Collected data

* * *

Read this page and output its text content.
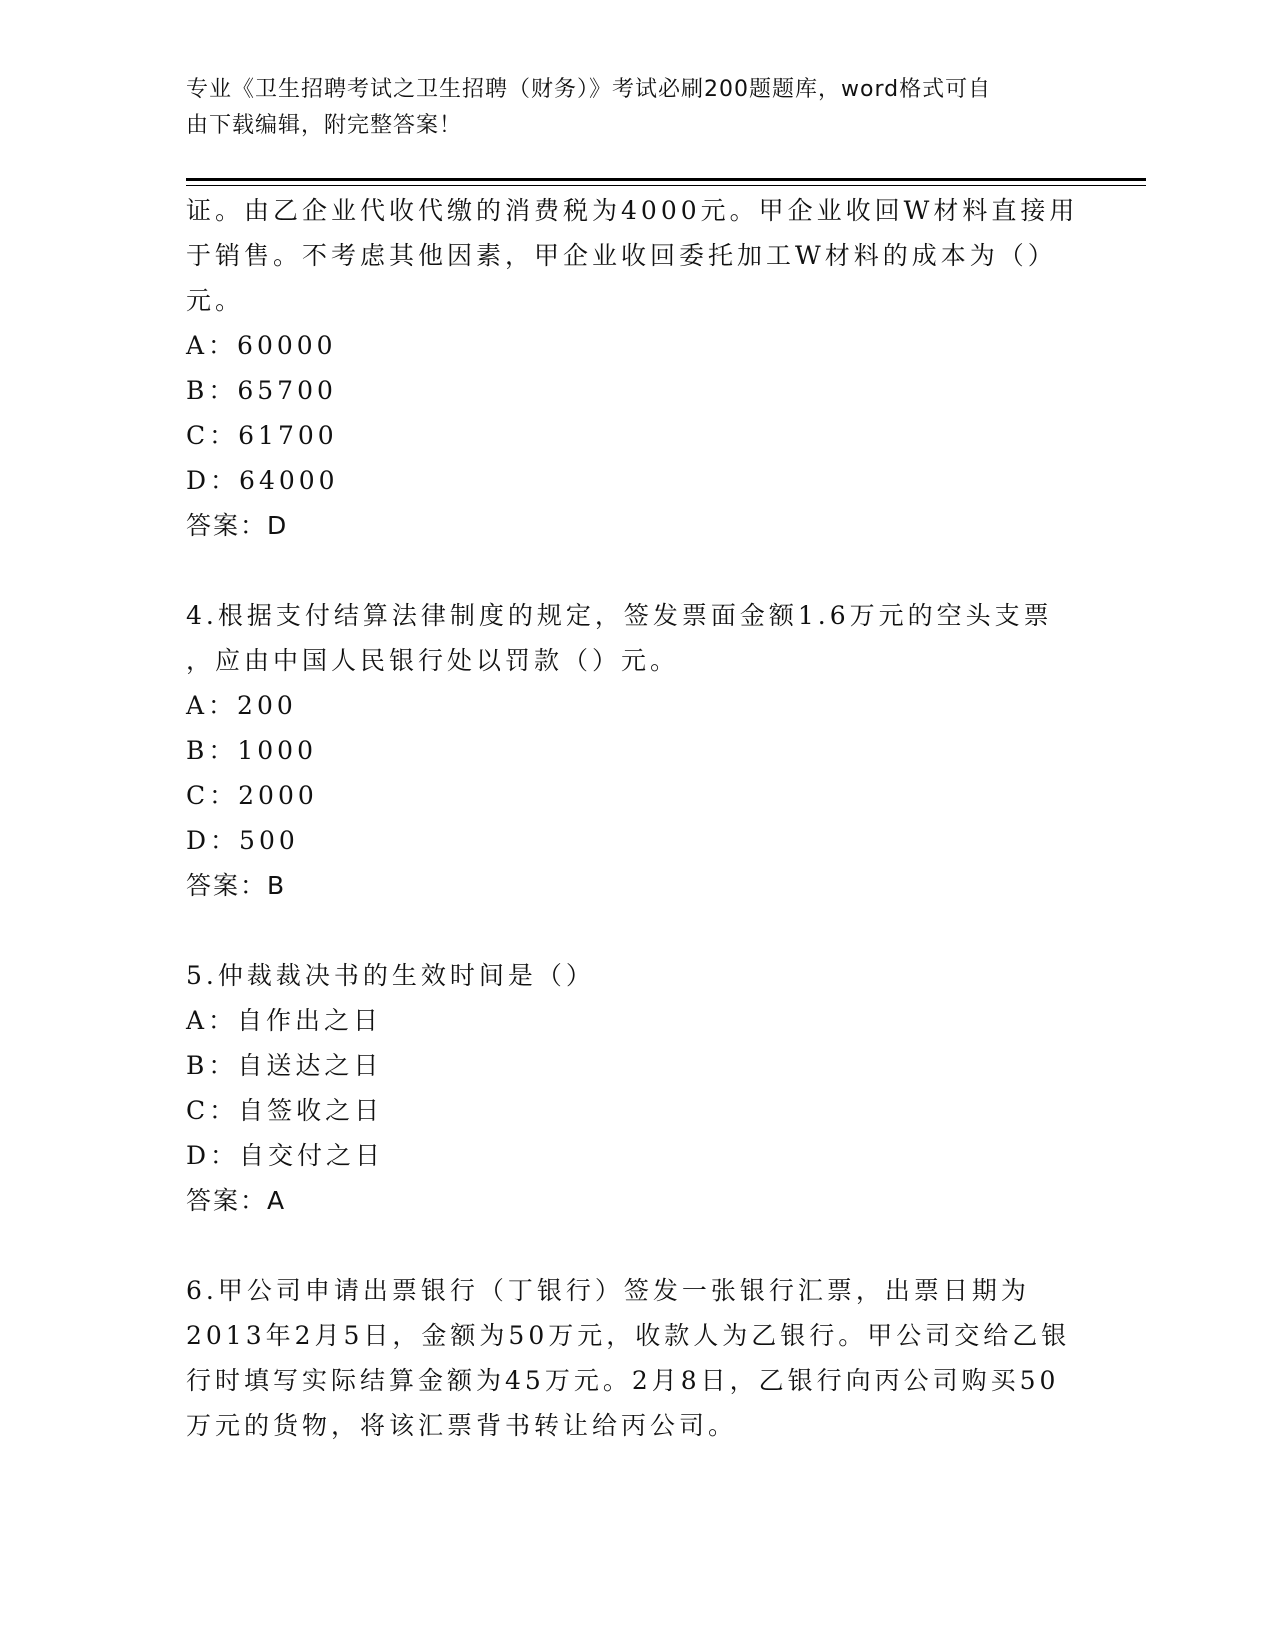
专业《卫生招聘考试之卫生招聘（财务）》考试必刷200题题库，word格式可自
由下载编辑，附完整答案！

证。由乙企业代收代缴的消费税为4000元。甲企业收回W材料直接用

于销售。不考虑其他因素，甲企业收回委托加工W材料的成本为（）

元。

A：60000

B：65700

C：61700

D：64000

答案：D

4.根据支付结算法律制度的规定，签发票面金额1.6万元的空头支票

，应由中国人民银行处以罚款（）元。

A：200

B：1000

C：2000

D：500

答案：B

5.仲裁裁决书的生效时间是（）

A：自作出之日

B：自送达之日

C：自签收之日

D：自交付之日

答案：A

6.甲公司申请出票银行（丁银行）签发一张银行汇票，出票日期为

2013年2月5日，金额为50万元，收款人为乙银行。甲公司交给乙银

行时填写实际结算金额为45万元。2月8日，乙银行向丙公司购买50

万元的货物，将该汇票背书转让给丙公司。
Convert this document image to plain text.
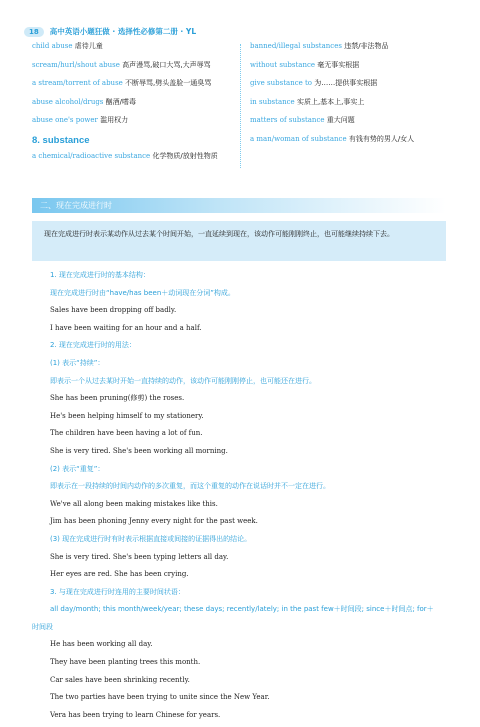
18	高中英语小题狂做 · 选择性必修第二册 · YL
child abuse 虐待儿童
scream/hurl/shout abuse 高声漫骂,破口大骂,大声辱骂
a stream/torrent of abuse 不断辱骂,劈头盖脸一通臭骂
abuse alcohol/drugs 酗酒/嗜毒
abuse one's power 滥用权力
8. substance
a chemical/radioactive substance 化学物质/放射性物质
banned/illegal substances 违禁/非法物品
without substance 毫无事实根据
give substance to 为……提供事实根据
in substance 实质上,基本上,事实上
matters of substance 重大问题
a man/woman of substance 有钱有势的男人/女人
二、现在完成进行时
现在完成进行时表示某动作从过去某个时间开始，一直延续到现在，该动作可能刚刚终止，也可能继续持续下去。
1. 现在完成进行时的基本结构：
现在完成进行时由“have/has been＋动词现在分词”构成。
Sales have been dropping off badly.
I have been waiting for an hour and a half.
2. 现在完成进行时的用法：
(1) 表示“持续”：
即表示一个从过去某时开始一直持续的动作，该动作可能刚刚停止，也可能还在进行。
She has been pruning(修剪) the roses.
He's been helping himself to my stationery.
The children have been having a lot of fun.
She is very tired. She's been working all morning.
(2) 表示“重复”：
即表示在一段持续的时间内动作的多次重复，而这个重复的动作在说话时并不一定在进行。
We've all along been making mistakes like this.
Jim has been phoning Jenny every night for the past week.
(3) 现在完成进行时有时表示根据直接或间接的证据得出的结论。
She is very tired. She's been typing letters all day.
Her eyes are red. She has been crying.
3. 与现在完成进行时连用的主要时间状语：
all day/month; this month/week/year; these days; recently/lately; in the past few＋时间段; since＋时间点; for＋
时间段
He has been working all day.
They have been planting trees this month.
Car sales have been shrinking recently.
The two parties have been trying to unite since the New Year.
Vera has been trying to learn Chinese for years.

* * *

### TASK STATEMENT
Are you able to set down all the lines above exactly, without any pictures?

### EXERCISE ANSWER
Read this page and output its text content.
专业《卫生招聘考试之卫生招聘（财务）》考试必刷200题题库，word格式可自
由下载编辑，附完整答案！

证。由乙企业代收代缴的消费税为4000元。甲企业收回W材料直接用

于销售。不考虑其他因素，甲企业收回委托加工W材料的成本为（）

元。

A：60000

B：65700

C：61700

D：64000

答案：D

4.根据支付结算法律制度的规定，签发票面金额1.6万元的空头支票

，应由中国人民银行处以罚款（）元。

A：200

B：1000

C：2000

D：500

答案：B

5.仲裁裁决书的生效时间是（）

A：自作出之日

B：自送达之日

C：自签收之日

D：自交付之日

答案：A

6.甲公司申请出票银行（丁银行）签发一张银行汇票，出票日期为

2013年2月5日，金额为50万元，收款人为乙银行。甲公司交给乙银

行时填写实际结算金额为45万元。2月8日，乙银行向丙公司购买50

万元的货物，将该汇票背书转让给丙公司。
Convert this document image to plain text.
18	高中英语小题狂做 · 选择性必修第二册 · YL
child abuse 虐待儿童
scream/hurl/shout abuse 高声漫骂,破口大骂,大声辱骂
a stream/torrent of abuse 不断辱骂,劈头盖脸一通臭骂
abuse alcohol/drugs 酗酒/嗜毒
abuse one's power 滥用权力
8. substance
a chemical/radioactive substance 化学物质/放射性物质
banned/illegal substances 违禁/非法物品
without substance 毫无事实根据
give substance to 为……提供事实根据
in substance 实质上,基本上,事实上
matters of substance 重大问题
a man/woman of substance 有钱有势的男人/女人
二、现在完成进行时
现在完成进行时表示某动作从过去某个时间开始，一直延续到现在，该动作可能刚刚终止，也可能继续持续下去。
1. 现在完成进行时的基本结构：
现在完成进行时由“have/has been＋动词现在分词”构成。
Sales have been dropping off badly.
I have been waiting for an hour and a half.
2. 现在完成进行时的用法：
(1) 表示“持续”：
即表示一个从过去某时开始一直持续的动作，该动作可能刚刚停止，也可能还在进行。
She has been pruning(修剪) the roses.
He's been helping himself to my stationery.
The children have been having a lot of fun.
She is very tired. She's been working all morning.
(2) 表示“重复”：
即表示在一段持续的时间内动作的多次重复，而这个重复的动作在说话时并不一定在进行。
We've all along been making mistakes like this.
Jim has been phoning Jenny every night for the past week.
(3) 现在完成进行时有时表示根据直接或间接的证据得出的结论。
She is very tired. She's been typing letters all day.
Her eyes are red. She has been crying.
3. 与现在完成进行时连用的主要时间状语：
all day/month; this month/week/year; these days; recently/lately; in the past few＋时间段; since＋时间点; for＋
时间段
He has been working all day.
They have been planting trees this month.
Car sales have been shrinking recently.
The two parties have been trying to unite since the New Year.
Vera has been trying to learn Chinese for years.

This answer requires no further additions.